**Entries supplied**
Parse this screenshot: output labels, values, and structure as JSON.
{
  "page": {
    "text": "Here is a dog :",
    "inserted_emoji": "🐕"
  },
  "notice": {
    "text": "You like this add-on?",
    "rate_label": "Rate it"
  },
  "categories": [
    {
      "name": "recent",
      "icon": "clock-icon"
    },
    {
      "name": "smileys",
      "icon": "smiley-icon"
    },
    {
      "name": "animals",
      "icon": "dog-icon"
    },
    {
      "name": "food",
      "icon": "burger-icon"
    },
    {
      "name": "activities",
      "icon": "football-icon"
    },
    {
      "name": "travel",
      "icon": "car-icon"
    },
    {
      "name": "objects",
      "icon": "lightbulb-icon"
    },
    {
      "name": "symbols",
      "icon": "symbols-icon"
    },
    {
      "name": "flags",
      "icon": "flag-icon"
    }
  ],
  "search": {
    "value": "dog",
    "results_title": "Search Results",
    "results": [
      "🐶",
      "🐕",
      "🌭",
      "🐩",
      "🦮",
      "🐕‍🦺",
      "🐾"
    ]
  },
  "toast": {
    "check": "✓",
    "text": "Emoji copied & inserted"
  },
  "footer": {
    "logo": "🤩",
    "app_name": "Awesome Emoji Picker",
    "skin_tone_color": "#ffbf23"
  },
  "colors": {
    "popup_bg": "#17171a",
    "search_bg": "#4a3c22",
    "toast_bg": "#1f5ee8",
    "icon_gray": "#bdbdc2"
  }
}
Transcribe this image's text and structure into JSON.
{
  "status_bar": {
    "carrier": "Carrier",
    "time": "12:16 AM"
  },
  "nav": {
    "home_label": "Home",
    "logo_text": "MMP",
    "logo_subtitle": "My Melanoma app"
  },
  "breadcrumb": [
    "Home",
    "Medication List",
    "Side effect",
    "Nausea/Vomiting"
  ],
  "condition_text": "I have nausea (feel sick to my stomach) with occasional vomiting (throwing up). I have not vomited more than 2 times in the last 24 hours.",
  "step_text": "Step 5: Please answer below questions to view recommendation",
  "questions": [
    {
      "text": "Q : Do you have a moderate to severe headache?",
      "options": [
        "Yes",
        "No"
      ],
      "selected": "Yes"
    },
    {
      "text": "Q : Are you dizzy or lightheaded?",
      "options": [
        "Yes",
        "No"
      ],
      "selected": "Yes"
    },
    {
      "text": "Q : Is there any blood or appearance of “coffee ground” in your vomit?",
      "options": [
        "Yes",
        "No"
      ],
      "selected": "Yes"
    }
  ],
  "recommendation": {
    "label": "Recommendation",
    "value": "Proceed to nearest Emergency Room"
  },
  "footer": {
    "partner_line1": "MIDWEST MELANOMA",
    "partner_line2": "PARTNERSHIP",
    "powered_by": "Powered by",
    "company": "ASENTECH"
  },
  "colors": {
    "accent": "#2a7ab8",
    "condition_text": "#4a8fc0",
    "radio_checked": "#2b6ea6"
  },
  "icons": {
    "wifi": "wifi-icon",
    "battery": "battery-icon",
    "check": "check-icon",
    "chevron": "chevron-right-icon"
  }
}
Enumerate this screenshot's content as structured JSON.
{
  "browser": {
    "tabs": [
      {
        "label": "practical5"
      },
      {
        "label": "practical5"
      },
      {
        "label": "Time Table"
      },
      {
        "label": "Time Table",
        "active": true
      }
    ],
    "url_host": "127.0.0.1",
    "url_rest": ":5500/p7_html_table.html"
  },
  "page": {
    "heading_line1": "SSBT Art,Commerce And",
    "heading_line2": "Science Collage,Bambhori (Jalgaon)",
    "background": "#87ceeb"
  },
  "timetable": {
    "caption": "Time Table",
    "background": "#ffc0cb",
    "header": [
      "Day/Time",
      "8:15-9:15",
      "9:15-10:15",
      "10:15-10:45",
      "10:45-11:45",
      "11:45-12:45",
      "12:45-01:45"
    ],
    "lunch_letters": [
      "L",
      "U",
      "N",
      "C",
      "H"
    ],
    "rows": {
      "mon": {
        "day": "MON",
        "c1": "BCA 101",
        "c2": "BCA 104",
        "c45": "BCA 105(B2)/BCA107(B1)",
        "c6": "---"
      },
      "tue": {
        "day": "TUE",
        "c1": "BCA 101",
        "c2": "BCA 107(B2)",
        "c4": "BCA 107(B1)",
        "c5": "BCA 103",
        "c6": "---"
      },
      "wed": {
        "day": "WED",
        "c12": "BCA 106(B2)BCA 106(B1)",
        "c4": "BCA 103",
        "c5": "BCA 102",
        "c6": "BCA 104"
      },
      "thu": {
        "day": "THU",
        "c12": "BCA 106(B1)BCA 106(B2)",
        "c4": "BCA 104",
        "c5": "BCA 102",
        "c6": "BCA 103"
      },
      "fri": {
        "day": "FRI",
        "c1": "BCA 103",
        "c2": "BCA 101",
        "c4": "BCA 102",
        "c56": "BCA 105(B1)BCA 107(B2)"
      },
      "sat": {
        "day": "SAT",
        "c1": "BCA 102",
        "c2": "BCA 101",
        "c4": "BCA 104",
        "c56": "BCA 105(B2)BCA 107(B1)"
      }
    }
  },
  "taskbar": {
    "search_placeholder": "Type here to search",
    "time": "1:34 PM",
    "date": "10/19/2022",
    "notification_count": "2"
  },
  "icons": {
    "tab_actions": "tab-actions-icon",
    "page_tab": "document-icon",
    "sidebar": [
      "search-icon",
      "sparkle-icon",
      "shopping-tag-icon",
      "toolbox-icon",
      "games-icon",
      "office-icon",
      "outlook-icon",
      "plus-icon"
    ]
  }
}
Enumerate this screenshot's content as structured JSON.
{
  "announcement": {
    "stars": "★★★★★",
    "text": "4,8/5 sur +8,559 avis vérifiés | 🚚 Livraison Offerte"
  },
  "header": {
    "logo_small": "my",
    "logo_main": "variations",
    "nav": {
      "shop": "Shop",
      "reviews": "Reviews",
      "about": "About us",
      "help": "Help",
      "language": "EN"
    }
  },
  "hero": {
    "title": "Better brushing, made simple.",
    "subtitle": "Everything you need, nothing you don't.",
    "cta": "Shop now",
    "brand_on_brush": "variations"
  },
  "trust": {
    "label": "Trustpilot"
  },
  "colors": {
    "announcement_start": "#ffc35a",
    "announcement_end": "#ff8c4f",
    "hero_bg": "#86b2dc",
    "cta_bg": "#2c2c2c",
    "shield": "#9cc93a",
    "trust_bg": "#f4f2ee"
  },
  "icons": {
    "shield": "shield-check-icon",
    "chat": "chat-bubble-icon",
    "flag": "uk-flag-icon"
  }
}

**Description of the task**
Return all of the above records exactly, leaving no line out.

**Output for this exercise**
Parse this screenshot: output labels, values, and structure as JSON.
{
  "page": {
    "text": "Here is a dog :",
    "inserted_emoji": "🐕"
  },
  "notice": {
    "text": "You like this add-on?",
    "rate_label": "Rate it"
  },
  "categories": [
    {
      "name": "recent",
      "icon": "clock-icon"
    },
    {
      "name": "smileys",
      "icon": "smiley-icon"
    },
    {
      "name": "animals",
      "icon": "dog-icon"
    },
    {
      "name": "food",
      "icon": "burger-icon"
    },
    {
      "name": "activities",
      "icon": "football-icon"
    },
    {
      "name": "travel",
      "icon": "car-icon"
    },
    {
      "name": "objects",
      "icon": "lightbulb-icon"
    },
    {
      "name": "symbols",
      "icon": "symbols-icon"
    },
    {
      "name": "flags",
      "icon": "flag-icon"
    }
  ],
  "search": {
    "value": "dog",
    "results_title": "Search Results",
    "results": [
      "🐶",
      "🐕",
      "🌭",
      "🐩",
      "🦮",
      "🐕‍🦺",
      "🐾"
    ]
  },
  "toast": {
    "check": "✓",
    "text": "Emoji copied & inserted"
  },
  "footer": {
    "logo": "🤩",
    "app_name": "Awesome Emoji Picker",
    "skin_tone_color": "#ffbf23"
  },
  "colors": {
    "popup_bg": "#17171a",
    "search_bg": "#4a3c22",
    "toast_bg": "#1f5ee8",
    "icon_gray": "#bdbdc2"
  }
}
Transcribe this image's text and structure into JSON.
{
  "status_bar": {
    "carrier": "Carrier",
    "time": "12:16 AM"
  },
  "nav": {
    "home_label": "Home",
    "logo_text": "MMP",
    "logo_subtitle": "My Melanoma app"
  },
  "breadcrumb": [
    "Home",
    "Medication List",
    "Side effect",
    "Nausea/Vomiting"
  ],
  "condition_text": "I have nausea (feel sick to my stomach) with occasional vomiting (throwing up). I have not vomited more than 2 times in the last 24 hours.",
  "step_text": "Step 5: Please answer below questions to view recommendation",
  "questions": [
    {
      "text": "Q : Do you have a moderate to severe headache?",
      "options": [
        "Yes",
        "No"
      ],
      "selected": "Yes"
    },
    {
      "text": "Q : Are you dizzy or lightheaded?",
      "options": [
        "Yes",
        "No"
      ],
      "selected": "Yes"
    },
    {
      "text": "Q : Is there any blood or appearance of “coffee ground” in your vomit?",
      "options": [
        "Yes",
        "No"
      ],
      "selected": "Yes"
    }
  ],
  "recommendation": {
    "label": "Recommendation",
    "value": "Proceed to nearest Emergency Room"
  },
  "footer": {
    "partner_line1": "MIDWEST MELANOMA",
    "partner_line2": "PARTNERSHIP",
    "powered_by": "Powered by",
    "company": "ASENTECH"
  },
  "colors": {
    "accent": "#2a7ab8",
    "condition_text": "#4a8fc0",
    "radio_checked": "#2b6ea6"
  },
  "icons": {
    "wifi": "wifi-icon",
    "battery": "battery-icon",
    "check": "check-icon",
    "chevron": "chevron-right-icon"
  }
}
Enumerate this screenshot's content as structured JSON.
{
  "browser": {
    "tabs": [
      {
        "label": "practical5"
      },
      {
        "label": "practical5"
      },
      {
        "label": "Time Table"
      },
      {
        "label": "Time Table",
        "active": true
      }
    ],
    "url_host": "127.0.0.1",
    "url_rest": ":5500/p7_html_table.html"
  },
  "page": {
    "heading_line1": "SSBT Art,Commerce And",
    "heading_line2": "Science Collage,Bambhori (Jalgaon)",
    "background": "#87ceeb"
  },
  "timetable": {
    "caption": "Time Table",
    "background": "#ffc0cb",
    "header": [
      "Day/Time",
      "8:15-9:15",
      "9:15-10:15",
      "10:15-10:45",
      "10:45-11:45",
      "11:45-12:45",
      "12:45-01:45"
    ],
    "lunch_letters": [
      "L",
      "U",
      "N",
      "C",
      "H"
    ],
    "rows": {
      "mon": {
        "day": "MON",
        "c1": "BCA 101",
        "c2": "BCA 104",
        "c45": "BCA 105(B2)/BCA107(B1)",
        "c6": "---"
      },
      "tue": {
        "day": "TUE",
        "c1": "BCA 101",
        "c2": "BCA 107(B2)",
        "c4": "BCA 107(B1)",
        "c5": "BCA 103",
        "c6": "---"
      },
      "wed": {
        "day": "WED",
        "c12": "BCA 106(B2)BCA 106(B1)",
        "c4": "BCA 103",
        "c5": "BCA 102",
        "c6": "BCA 104"
      },
      "thu": {
        "day": "THU",
        "c12": "BCA 106(B1)BCA 106(B2)",
        "c4": "BCA 104",
        "c5": "BCA 102",
        "c6": "BCA 103"
      },
      "fri": {
        "day": "FRI",
        "c1": "BCA 103",
        "c2": "BCA 101",
        "c4": "BCA 102",
        "c56": "BCA 105(B1)BCA 107(B2)"
      },
      "sat": {
        "day": "SAT",
        "c1": "BCA 102",
        "c2": "BCA 101",
        "c4": "BCA 104",
        "c56": "BCA 105(B2)BCA 107(B1)"
      }
    }
  },
  "taskbar": {
    "search_placeholder": "Type here to search",
    "time": "1:34 PM",
    "date": "10/19/2022",
    "notification_count": "2"
  },
  "icons": {
    "tab_actions": "tab-actions-icon",
    "page_tab": "document-icon",
    "sidebar": [
      "search-icon",
      "sparkle-icon",
      "shopping-tag-icon",
      "toolbox-icon",
      "games-icon",
      "office-icon",
      "outlook-icon",
      "plus-icon"
    ]
  }
}
Enumerate this screenshot's content as structured JSON.
{
  "announcement": {
    "stars": "★★★★★",
    "text": "4,8/5 sur +8,559 avis vérifiés | 🚚 Livraison Offerte"
  },
  "header": {
    "logo_small": "my",
    "logo_main": "variations",
    "nav": {
      "shop": "Shop",
      "reviews": "Reviews",
      "about": "About us",
      "help": "Help",
      "language": "EN"
    }
  },
  "hero": {
    "title": "Better brushing, made simple.",
    "subtitle": "Everything you need, nothing you don't.",
    "cta": "Shop now",
    "brand_on_brush": "variations"
  },
  "trust": {
    "label": "Trustpilot"
  },
  "colors": {
    "announcement_start": "#ffc35a",
    "announcement_end": "#ff8c4f",
    "hero_bg": "#86b2dc",
    "cta_bg": "#2c2c2c",
    "shield": "#9cc93a",
    "trust_bg": "#f4f2ee"
  },
  "icons": {
    "shield": "shield-check-icon",
    "chat": "chat-bubble-icon",
    "flag": "uk-flag-icon"
  }
}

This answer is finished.